Copy all lines in which the word "show" can be found.

[BEGIN Task material]

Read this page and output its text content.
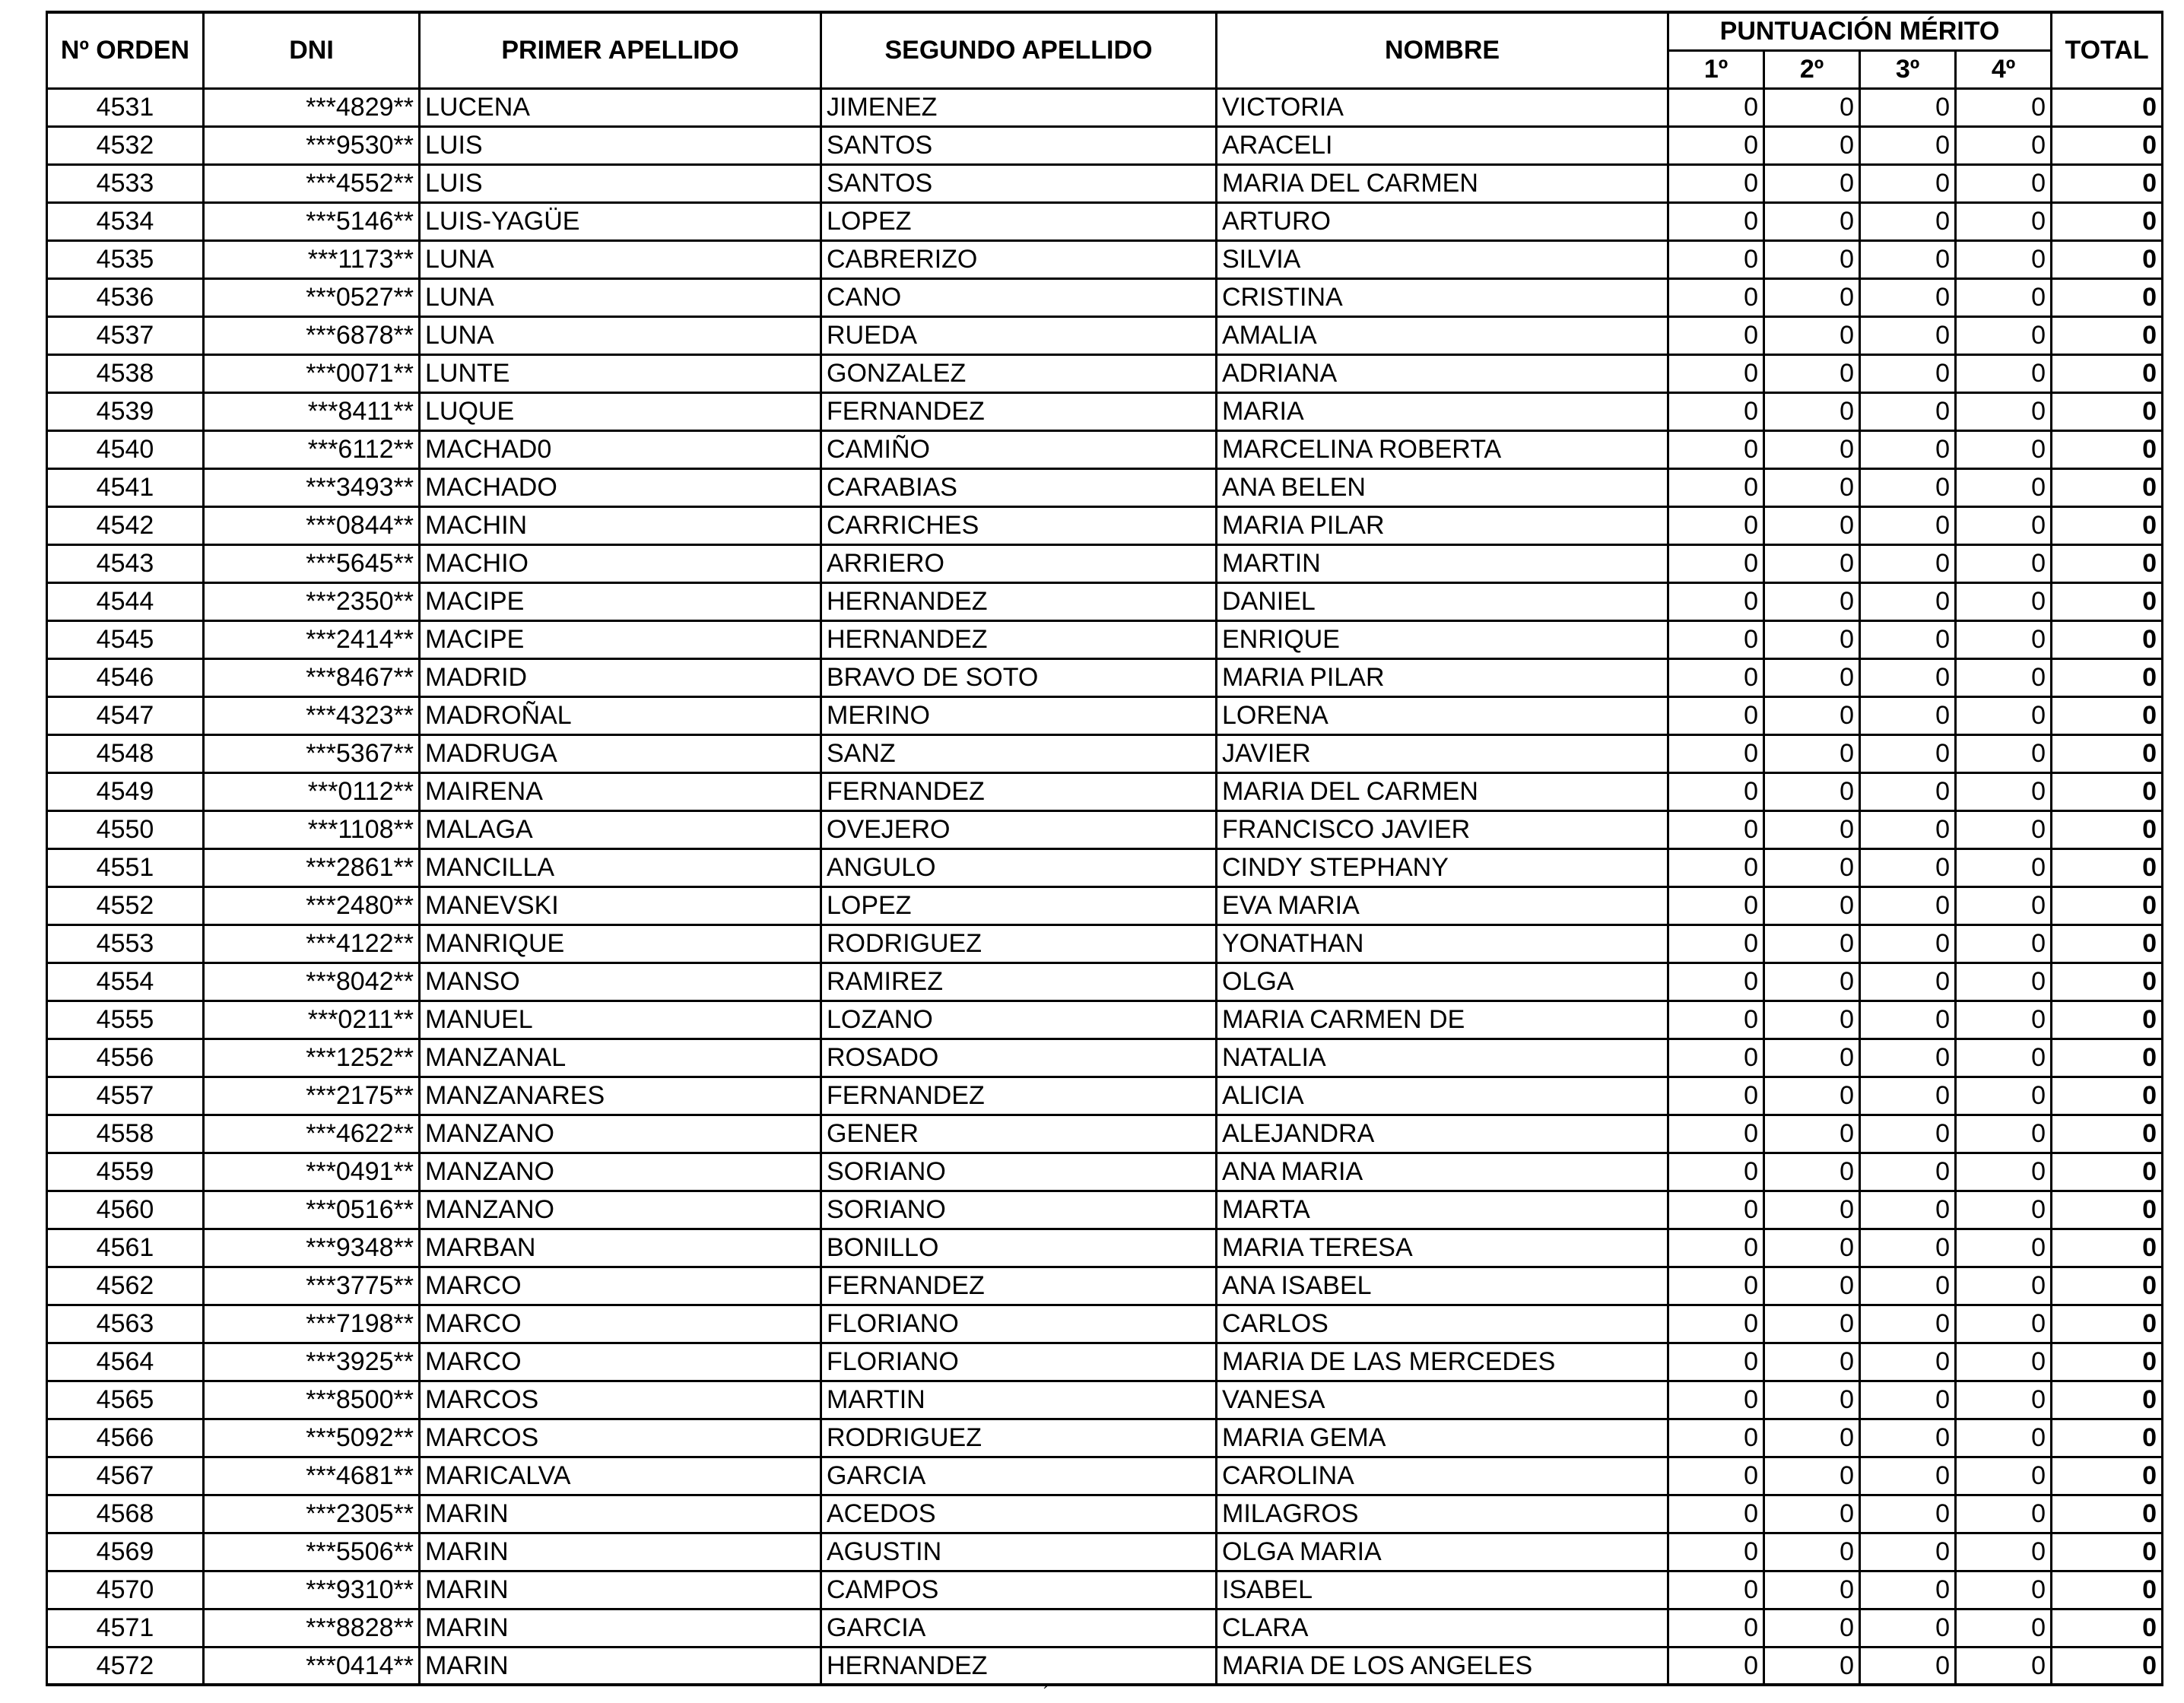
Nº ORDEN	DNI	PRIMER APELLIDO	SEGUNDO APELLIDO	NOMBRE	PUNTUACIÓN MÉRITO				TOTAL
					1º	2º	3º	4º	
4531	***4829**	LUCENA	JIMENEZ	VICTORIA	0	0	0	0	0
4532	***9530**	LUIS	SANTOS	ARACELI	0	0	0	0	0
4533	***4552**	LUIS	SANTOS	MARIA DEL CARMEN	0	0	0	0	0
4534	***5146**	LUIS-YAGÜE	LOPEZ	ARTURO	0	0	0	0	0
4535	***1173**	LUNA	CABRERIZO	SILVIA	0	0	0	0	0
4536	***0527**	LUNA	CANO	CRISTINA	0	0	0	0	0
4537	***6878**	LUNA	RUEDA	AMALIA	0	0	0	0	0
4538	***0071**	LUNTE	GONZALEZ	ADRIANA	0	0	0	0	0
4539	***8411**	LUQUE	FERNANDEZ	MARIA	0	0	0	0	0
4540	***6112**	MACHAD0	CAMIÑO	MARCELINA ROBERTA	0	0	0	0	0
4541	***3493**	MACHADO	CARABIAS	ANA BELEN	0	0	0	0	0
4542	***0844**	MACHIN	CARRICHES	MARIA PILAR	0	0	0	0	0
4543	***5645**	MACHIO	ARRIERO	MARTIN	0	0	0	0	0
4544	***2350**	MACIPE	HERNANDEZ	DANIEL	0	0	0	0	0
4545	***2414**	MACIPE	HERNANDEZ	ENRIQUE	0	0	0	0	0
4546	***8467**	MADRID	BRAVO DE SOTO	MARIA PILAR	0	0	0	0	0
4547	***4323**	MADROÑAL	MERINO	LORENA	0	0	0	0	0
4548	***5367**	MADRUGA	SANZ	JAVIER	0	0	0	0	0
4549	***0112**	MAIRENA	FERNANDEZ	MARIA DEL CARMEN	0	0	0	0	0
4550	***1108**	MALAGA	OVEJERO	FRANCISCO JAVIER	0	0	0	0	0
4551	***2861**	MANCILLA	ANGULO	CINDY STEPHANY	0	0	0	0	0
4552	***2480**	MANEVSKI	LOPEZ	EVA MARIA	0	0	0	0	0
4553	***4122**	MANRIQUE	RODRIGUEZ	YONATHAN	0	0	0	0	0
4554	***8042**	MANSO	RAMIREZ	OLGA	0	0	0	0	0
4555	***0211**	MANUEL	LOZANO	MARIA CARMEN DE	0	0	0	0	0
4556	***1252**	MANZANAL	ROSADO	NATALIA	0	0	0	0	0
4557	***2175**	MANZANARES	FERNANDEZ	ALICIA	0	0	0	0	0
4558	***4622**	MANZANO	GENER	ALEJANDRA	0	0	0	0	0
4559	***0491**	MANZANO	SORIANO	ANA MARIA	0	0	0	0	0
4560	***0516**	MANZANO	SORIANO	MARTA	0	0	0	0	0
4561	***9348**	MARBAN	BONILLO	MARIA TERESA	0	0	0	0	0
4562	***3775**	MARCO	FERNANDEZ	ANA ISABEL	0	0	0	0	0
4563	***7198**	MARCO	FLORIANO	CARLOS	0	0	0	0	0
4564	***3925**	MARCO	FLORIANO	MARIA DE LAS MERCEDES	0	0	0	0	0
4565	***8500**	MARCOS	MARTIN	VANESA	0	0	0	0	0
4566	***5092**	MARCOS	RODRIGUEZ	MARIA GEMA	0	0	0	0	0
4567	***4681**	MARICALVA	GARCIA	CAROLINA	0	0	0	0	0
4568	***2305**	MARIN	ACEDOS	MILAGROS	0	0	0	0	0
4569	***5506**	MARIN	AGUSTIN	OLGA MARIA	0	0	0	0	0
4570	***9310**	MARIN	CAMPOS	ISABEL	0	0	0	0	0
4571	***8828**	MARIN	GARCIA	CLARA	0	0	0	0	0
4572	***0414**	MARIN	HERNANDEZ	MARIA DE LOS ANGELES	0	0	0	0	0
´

[END Task material]
[BEGIN Task material]

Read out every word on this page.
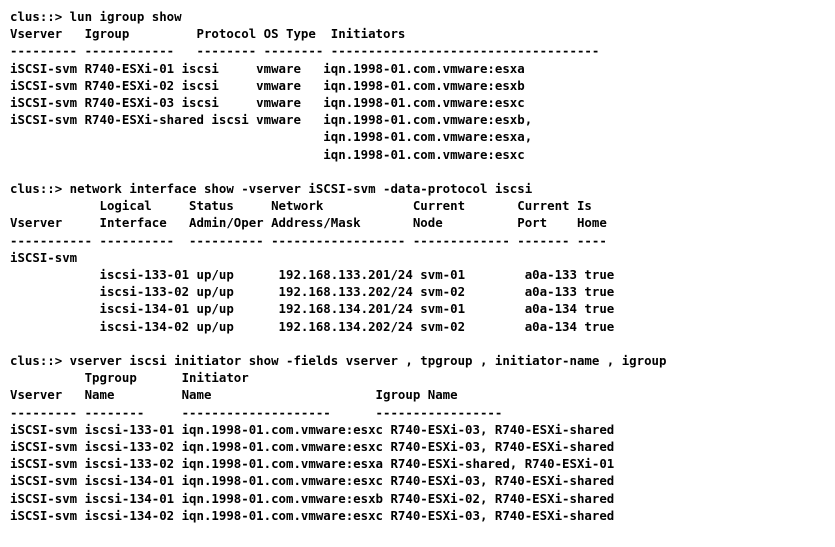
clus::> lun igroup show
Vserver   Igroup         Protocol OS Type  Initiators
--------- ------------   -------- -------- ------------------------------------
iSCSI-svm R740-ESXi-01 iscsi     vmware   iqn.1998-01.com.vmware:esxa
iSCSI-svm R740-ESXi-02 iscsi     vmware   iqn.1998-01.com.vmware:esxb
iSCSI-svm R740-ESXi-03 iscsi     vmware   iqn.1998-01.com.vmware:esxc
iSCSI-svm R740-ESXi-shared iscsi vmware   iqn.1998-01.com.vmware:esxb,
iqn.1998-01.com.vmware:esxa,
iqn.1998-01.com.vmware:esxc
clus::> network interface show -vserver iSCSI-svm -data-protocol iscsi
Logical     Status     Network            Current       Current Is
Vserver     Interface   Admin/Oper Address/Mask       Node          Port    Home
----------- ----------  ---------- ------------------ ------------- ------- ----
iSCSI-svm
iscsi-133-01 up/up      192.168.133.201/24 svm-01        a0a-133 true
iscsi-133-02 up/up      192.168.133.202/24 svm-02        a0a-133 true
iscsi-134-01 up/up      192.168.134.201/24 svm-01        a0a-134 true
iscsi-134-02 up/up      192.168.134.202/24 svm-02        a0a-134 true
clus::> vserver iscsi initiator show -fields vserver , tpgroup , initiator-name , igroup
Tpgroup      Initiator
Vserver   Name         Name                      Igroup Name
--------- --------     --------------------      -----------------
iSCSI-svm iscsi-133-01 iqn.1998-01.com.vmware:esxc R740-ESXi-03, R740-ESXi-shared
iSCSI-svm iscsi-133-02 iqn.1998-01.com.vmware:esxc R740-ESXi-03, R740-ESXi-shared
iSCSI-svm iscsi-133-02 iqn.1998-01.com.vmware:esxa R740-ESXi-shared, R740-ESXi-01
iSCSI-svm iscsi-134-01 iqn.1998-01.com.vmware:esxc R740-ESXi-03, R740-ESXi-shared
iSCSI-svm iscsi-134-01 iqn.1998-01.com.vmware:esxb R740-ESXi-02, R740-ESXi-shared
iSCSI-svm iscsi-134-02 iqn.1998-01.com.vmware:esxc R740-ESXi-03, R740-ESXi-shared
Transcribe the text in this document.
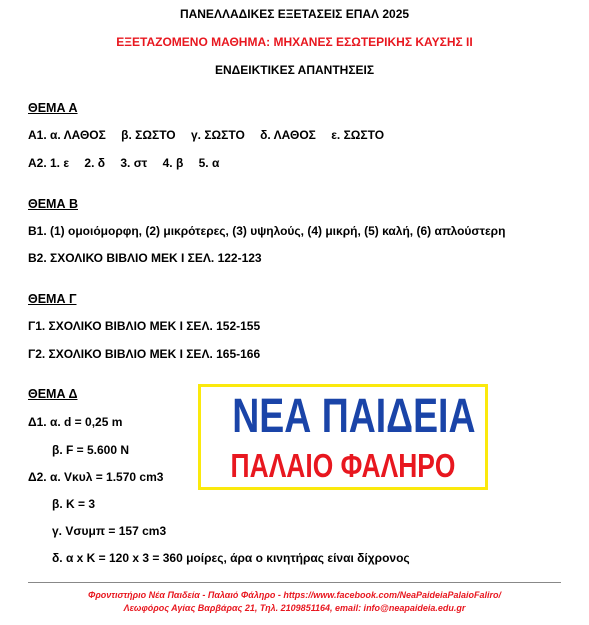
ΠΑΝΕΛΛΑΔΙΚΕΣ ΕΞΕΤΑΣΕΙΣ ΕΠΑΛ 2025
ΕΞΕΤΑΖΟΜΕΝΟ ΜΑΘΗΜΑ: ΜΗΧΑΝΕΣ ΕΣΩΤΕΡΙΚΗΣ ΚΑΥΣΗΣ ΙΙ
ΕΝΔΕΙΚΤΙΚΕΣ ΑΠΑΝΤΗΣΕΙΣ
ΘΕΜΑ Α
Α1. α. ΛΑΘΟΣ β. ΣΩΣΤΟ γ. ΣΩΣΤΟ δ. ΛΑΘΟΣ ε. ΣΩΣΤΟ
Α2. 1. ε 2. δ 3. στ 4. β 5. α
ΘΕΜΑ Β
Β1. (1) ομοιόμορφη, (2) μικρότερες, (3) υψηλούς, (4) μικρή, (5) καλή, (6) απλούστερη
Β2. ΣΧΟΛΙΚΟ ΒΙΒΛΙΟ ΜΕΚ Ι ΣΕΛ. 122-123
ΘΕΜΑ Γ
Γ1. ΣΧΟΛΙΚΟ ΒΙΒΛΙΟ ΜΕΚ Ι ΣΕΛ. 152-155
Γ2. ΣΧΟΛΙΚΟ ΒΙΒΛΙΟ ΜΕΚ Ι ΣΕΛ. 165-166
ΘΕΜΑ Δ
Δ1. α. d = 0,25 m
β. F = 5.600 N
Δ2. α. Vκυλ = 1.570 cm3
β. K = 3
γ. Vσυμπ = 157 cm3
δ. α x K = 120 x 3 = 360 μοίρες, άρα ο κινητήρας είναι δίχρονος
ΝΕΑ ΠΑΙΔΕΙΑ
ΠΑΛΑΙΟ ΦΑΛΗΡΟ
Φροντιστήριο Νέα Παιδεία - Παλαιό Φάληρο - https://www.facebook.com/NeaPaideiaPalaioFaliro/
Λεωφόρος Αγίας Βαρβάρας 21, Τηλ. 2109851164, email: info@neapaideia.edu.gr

[END Task material]
[BEGIN Task material]

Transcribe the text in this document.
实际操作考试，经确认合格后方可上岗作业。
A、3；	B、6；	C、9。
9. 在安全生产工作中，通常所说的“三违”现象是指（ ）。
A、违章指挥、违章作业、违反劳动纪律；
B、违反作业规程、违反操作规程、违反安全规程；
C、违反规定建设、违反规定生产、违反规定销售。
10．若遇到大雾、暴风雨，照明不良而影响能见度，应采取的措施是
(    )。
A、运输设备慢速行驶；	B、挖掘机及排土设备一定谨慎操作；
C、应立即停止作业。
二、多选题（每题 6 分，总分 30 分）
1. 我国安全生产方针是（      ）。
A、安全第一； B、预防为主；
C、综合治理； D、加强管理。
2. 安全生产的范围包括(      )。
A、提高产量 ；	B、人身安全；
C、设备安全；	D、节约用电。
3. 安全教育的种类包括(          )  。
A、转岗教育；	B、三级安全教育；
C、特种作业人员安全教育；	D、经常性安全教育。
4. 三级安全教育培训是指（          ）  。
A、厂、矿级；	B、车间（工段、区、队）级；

[END Task material]

Answer in full
clus::> lun igroup show
clus::> network interface show -vserver iSCSI-svm -data-protocol iscsi
clus::> vserver iscsi initiator show -fields vserver , tpgroup , initiator-name , igroup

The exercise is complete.